## WHAT THE TASK REQUIRES:
Looking at the listing beneath, work out how many lines hold "Temperature" and report only that figure.

— start —

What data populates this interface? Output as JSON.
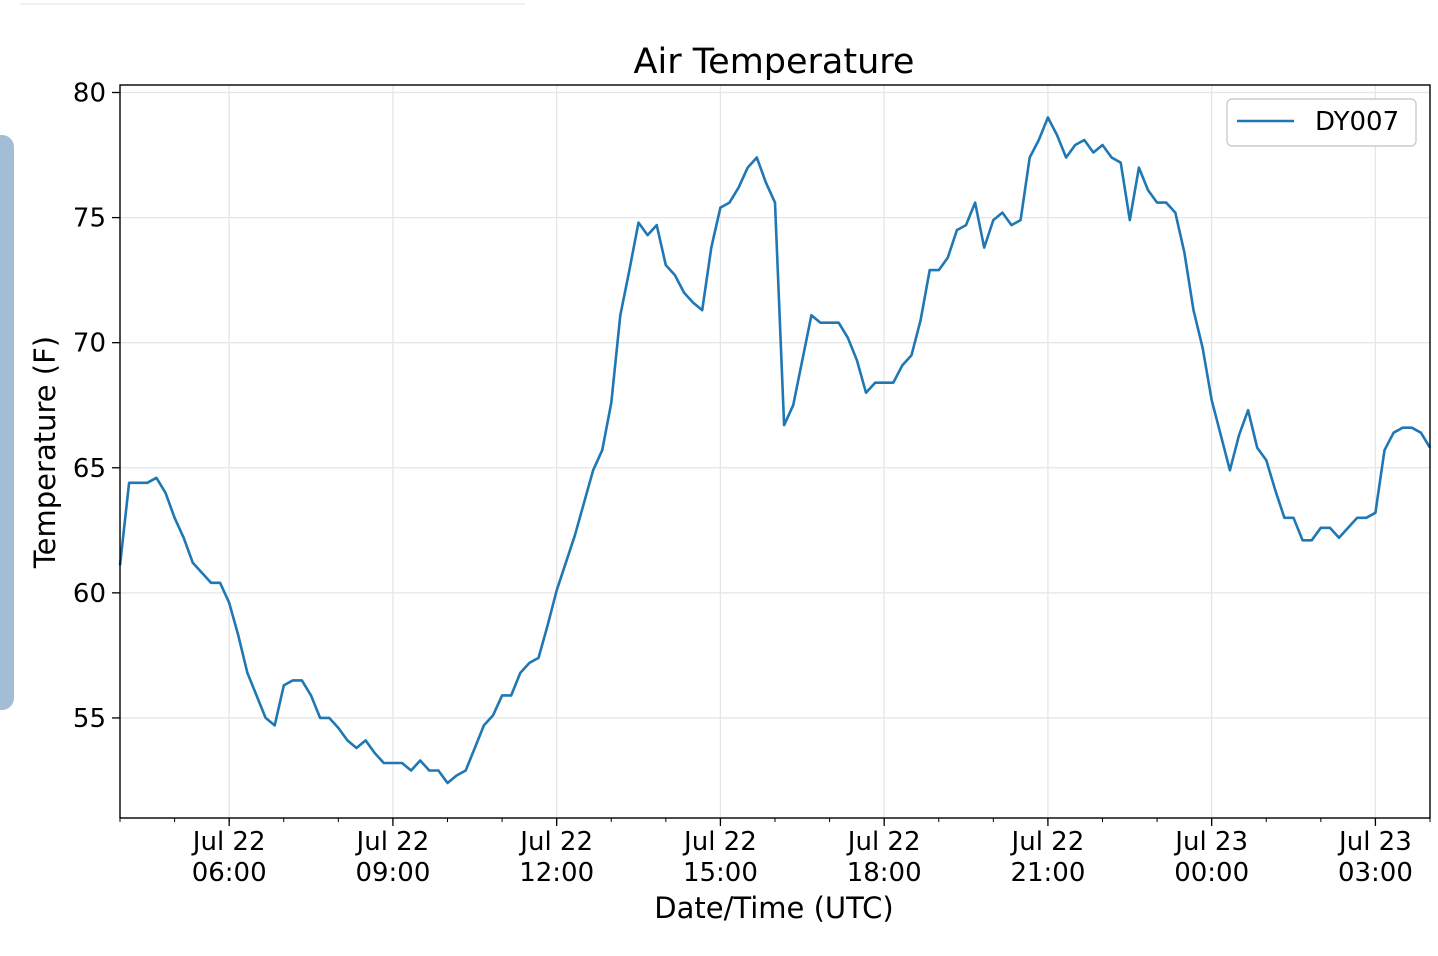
{
  "chart_data": {
    "type": "line",
    "title": "Air Temperature",
    "xlabel": "Date/Time (UTC)",
    "ylabel": "Temperature (F)",
    "ylim": [
      51,
      80.3
    ],
    "xlim": [
      "2019-07-22T04:00",
      "2019-07-23T04:00"
    ],
    "grid": true,
    "legend_position": "top-right",
    "y_ticks": [
      55,
      60,
      65,
      70,
      75,
      80
    ],
    "x_ticks": [
      {
        "t": "2019-07-22T06:00",
        "line1": "Jul 22",
        "line2": "06:00"
      },
      {
        "t": "2019-07-22T09:00",
        "line1": "Jul 22",
        "line2": "09:00"
      },
      {
        "t": "2019-07-22T12:00",
        "line1": "Jul 22",
        "line2": "12:00"
      },
      {
        "t": "2019-07-22T15:00",
        "line1": "Jul 22",
        "line2": "15:00"
      },
      {
        "t": "2019-07-22T18:00",
        "line1": "Jul 22",
        "line2": "18:00"
      },
      {
        "t": "2019-07-22T21:00",
        "line1": "Jul 22",
        "line2": "21:00"
      },
      {
        "t": "2019-07-23T00:00",
        "line1": "Jul 23",
        "line2": "00:00"
      },
      {
        "t": "2019-07-23T03:00",
        "line1": "Jul 23",
        "line2": "03:00"
      }
    ],
    "series": [
      {
        "name": "DY007",
        "color": "#1f77b4",
        "x": [
          "2019-07-22T04:00",
          "2019-07-22T04:10",
          "2019-07-22T04:20",
          "2019-07-22T04:30",
          "2019-07-22T04:40",
          "2019-07-22T04:50",
          "2019-07-22T05:00",
          "2019-07-22T05:10",
          "2019-07-22T05:20",
          "2019-07-22T05:30",
          "2019-07-22T05:40",
          "2019-07-22T05:50",
          "2019-07-22T06:00",
          "2019-07-22T06:10",
          "2019-07-22T06:20",
          "2019-07-22T06:30",
          "2019-07-22T06:40",
          "2019-07-22T06:50",
          "2019-07-22T07:00",
          "2019-07-22T07:10",
          "2019-07-22T07:20",
          "2019-07-22T07:30",
          "2019-07-22T07:40",
          "2019-07-22T07:50",
          "2019-07-22T08:00",
          "2019-07-22T08:10",
          "2019-07-22T08:20",
          "2019-07-22T08:30",
          "2019-07-22T08:40",
          "2019-07-22T08:50",
          "2019-07-22T09:00",
          "2019-07-22T09:10",
          "2019-07-22T09:20",
          "2019-07-22T09:30",
          "2019-07-22T09:40",
          "2019-07-22T09:50",
          "2019-07-22T10:00",
          "2019-07-22T10:10",
          "2019-07-22T10:20",
          "2019-07-22T10:30",
          "2019-07-22T10:40",
          "2019-07-22T10:50",
          "2019-07-22T11:00",
          "2019-07-22T11:10",
          "2019-07-22T11:20",
          "2019-07-22T11:30",
          "2019-07-22T11:40",
          "2019-07-22T11:50",
          "2019-07-22T12:00",
          "2019-07-22T12:10",
          "2019-07-22T12:20",
          "2019-07-22T12:30",
          "2019-07-22T12:40",
          "2019-07-22T12:50",
          "2019-07-22T13:00",
          "2019-07-22T13:10",
          "2019-07-22T13:20",
          "2019-07-22T13:30",
          "2019-07-22T13:40",
          "2019-07-22T13:50",
          "2019-07-22T14:00",
          "2019-07-22T14:10",
          "2019-07-22T14:20",
          "2019-07-22T14:30",
          "2019-07-22T14:40",
          "2019-07-22T14:50",
          "2019-07-22T15:00",
          "2019-07-22T15:10",
          "2019-07-22T15:20",
          "2019-07-22T15:30",
          "2019-07-22T15:40",
          "2019-07-22T15:50",
          "2019-07-22T16:00",
          "2019-07-22T16:10",
          "2019-07-22T16:20",
          "2019-07-22T16:30",
          "2019-07-22T16:40",
          "2019-07-22T16:50",
          "2019-07-22T17:00",
          "2019-07-22T17:10",
          "2019-07-22T17:20",
          "2019-07-22T17:30",
          "2019-07-22T17:40",
          "2019-07-22T17:50",
          "2019-07-22T18:00",
          "2019-07-22T18:10",
          "2019-07-22T18:20",
          "2019-07-22T18:30",
          "2019-07-22T18:40",
          "2019-07-22T18:50",
          "2019-07-22T19:00",
          "2019-07-22T19:10",
          "2019-07-22T19:20",
          "2019-07-22T19:30",
          "2019-07-22T19:40",
          "2019-07-22T19:50",
          "2019-07-22T20:00",
          "2019-07-22T20:10",
          "2019-07-22T20:20",
          "2019-07-22T20:30",
          "2019-07-22T20:40",
          "2019-07-22T20:50",
          "2019-07-22T21:00",
          "2019-07-22T21:10",
          "2019-07-22T21:20",
          "2019-07-22T21:30",
          "2019-07-22T21:40",
          "2019-07-22T21:50",
          "2019-07-22T22:00",
          "2019-07-22T22:10",
          "2019-07-22T22:20",
          "2019-07-22T22:30",
          "2019-07-22T22:40",
          "2019-07-22T22:50",
          "2019-07-22T23:00",
          "2019-07-22T23:10",
          "2019-07-22T23:20",
          "2019-07-22T23:30",
          "2019-07-22T23:40",
          "2019-07-22T23:50",
          "2019-07-23T00:00",
          "2019-07-23T00:10",
          "2019-07-23T00:20",
          "2019-07-23T00:30",
          "2019-07-23T00:40",
          "2019-07-23T00:50",
          "2019-07-23T01:00",
          "2019-07-23T01:10",
          "2019-07-23T01:20",
          "2019-07-23T01:30",
          "2019-07-23T01:40",
          "2019-07-23T01:50",
          "2019-07-23T02:00",
          "2019-07-23T02:10",
          "2019-07-23T02:20",
          "2019-07-23T02:30",
          "2019-07-23T02:40",
          "2019-07-23T02:50",
          "2019-07-23T03:00",
          "2019-07-23T03:10",
          "2019-07-23T03:20",
          "2019-07-23T03:30",
          "2019-07-23T03:40",
          "2019-07-23T03:50",
          "2019-07-23T04:00"
        ],
        "y": [
          61.1,
          64.4,
          64.4,
          64.4,
          64.6,
          64.0,
          63.0,
          62.2,
          61.2,
          60.8,
          60.4,
          60.4,
          59.6,
          58.3,
          56.8,
          55.9,
          55.0,
          54.7,
          56.3,
          56.5,
          56.5,
          55.9,
          55.0,
          55.0,
          54.6,
          54.1,
          53.8,
          54.1,
          53.6,
          53.2,
          53.2,
          53.2,
          52.9,
          53.3,
          52.9,
          52.9,
          52.4,
          52.7,
          52.9,
          53.8,
          54.7,
          55.1,
          55.9,
          55.9,
          56.8,
          57.2,
          57.4,
          58.7,
          60.1,
          61.2,
          62.3,
          63.6,
          64.9,
          65.7,
          67.6,
          71.1,
          72.9,
          74.8,
          74.3,
          74.7,
          73.1,
          72.7,
          72.0,
          71.6,
          71.3,
          73.8,
          75.4,
          75.6,
          76.2,
          77.0,
          77.4,
          76.4,
          75.6,
          66.7,
          67.5,
          69.3,
          71.1,
          70.8,
          70.8,
          70.8,
          70.2,
          69.3,
          68.0,
          68.4,
          68.4,
          68.4,
          69.1,
          69.5,
          70.9,
          72.9,
          72.9,
          73.4,
          74.5,
          74.7,
          75.6,
          73.8,
          74.9,
          75.2,
          74.7,
          74.9,
          77.4,
          78.1,
          79.0,
          78.3,
          77.4,
          77.9,
          78.1,
          77.6,
          77.9,
          77.4,
          77.2,
          74.9,
          77.0,
          76.1,
          75.6,
          75.6,
          75.2,
          73.6,
          71.3,
          69.8,
          67.7,
          66.3,
          64.9,
          66.3,
          67.3,
          65.8,
          65.3,
          64.1,
          63.0,
          63.0,
          62.1,
          62.1,
          62.6,
          62.6,
          62.2,
          62.6,
          63.0,
          63.0,
          63.2,
          65.7,
          66.4,
          66.6,
          66.6,
          66.4,
          65.8
        ]
      }
    ]
  }
}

— end —

## SOLUTION TO THIS PROBLEM:
2